#### Provided records

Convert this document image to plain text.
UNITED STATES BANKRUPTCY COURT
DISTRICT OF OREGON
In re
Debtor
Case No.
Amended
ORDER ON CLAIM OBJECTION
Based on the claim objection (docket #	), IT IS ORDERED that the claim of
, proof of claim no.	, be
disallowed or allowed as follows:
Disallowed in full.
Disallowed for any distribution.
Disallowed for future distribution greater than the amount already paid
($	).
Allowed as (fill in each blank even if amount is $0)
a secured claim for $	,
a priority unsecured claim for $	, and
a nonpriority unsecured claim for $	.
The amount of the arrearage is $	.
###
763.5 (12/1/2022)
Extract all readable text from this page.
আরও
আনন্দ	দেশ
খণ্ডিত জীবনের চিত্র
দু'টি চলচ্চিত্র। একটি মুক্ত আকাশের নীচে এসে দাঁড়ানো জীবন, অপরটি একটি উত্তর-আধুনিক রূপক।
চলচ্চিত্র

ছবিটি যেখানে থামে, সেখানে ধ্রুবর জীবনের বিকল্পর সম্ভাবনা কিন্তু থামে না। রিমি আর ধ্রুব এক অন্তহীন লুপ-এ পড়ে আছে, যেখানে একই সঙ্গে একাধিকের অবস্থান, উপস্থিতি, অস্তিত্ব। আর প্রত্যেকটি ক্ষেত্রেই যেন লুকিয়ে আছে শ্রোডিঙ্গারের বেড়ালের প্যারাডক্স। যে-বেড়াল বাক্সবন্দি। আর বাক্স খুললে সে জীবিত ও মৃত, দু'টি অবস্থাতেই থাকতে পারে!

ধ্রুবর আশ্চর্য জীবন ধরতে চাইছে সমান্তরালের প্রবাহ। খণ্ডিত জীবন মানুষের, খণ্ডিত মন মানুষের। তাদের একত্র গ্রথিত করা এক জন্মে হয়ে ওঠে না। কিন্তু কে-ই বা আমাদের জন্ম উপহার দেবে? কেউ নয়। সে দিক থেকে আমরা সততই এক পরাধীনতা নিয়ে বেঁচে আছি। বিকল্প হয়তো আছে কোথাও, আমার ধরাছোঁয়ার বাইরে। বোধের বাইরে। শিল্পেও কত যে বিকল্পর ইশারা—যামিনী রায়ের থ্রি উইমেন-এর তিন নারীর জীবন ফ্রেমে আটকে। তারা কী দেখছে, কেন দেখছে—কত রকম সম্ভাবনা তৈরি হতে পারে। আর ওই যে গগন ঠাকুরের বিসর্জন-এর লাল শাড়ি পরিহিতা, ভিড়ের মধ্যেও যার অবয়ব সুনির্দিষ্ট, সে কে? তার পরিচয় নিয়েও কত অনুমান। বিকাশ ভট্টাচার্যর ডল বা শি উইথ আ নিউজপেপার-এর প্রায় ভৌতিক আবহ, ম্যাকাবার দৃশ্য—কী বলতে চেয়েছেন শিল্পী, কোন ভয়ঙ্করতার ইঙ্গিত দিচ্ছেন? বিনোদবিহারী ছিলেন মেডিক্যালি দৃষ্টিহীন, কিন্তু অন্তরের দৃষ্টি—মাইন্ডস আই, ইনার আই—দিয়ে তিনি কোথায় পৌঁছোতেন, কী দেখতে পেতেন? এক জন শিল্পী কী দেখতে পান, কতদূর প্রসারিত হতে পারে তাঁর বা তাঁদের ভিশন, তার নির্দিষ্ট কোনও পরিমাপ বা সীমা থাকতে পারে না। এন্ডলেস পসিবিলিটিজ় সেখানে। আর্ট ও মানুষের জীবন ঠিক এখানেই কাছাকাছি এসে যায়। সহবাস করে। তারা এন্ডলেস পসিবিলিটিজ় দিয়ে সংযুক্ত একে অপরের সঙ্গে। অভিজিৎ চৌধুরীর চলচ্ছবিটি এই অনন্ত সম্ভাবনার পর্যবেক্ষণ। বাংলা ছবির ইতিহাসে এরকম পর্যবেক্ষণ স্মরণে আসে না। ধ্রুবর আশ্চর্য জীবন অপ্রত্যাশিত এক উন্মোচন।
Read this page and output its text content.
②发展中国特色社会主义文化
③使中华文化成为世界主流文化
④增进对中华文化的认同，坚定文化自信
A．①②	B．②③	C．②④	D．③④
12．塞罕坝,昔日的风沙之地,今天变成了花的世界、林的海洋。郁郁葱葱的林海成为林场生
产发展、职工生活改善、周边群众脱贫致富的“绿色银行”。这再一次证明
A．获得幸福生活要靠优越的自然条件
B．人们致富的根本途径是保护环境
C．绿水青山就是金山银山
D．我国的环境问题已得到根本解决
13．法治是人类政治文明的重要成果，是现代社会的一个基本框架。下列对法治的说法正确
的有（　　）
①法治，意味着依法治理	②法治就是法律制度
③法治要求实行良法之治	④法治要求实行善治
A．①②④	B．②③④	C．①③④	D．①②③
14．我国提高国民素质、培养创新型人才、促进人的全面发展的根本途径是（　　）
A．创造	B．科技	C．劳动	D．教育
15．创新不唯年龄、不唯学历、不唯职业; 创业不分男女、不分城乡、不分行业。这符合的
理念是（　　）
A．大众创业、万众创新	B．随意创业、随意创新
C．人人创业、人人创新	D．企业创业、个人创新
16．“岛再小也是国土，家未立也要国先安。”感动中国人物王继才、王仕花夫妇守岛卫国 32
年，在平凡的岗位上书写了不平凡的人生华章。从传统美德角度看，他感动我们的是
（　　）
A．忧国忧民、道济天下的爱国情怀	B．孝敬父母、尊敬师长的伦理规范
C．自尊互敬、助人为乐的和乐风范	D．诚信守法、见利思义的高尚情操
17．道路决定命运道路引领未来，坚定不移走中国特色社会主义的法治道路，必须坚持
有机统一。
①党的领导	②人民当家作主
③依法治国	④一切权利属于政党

########

Brief :: Report all lines of the data that include the word "distribution".

Complete answer ::
Disallowed for any distribution.
Disallowed for future distribution greater than the amount already paid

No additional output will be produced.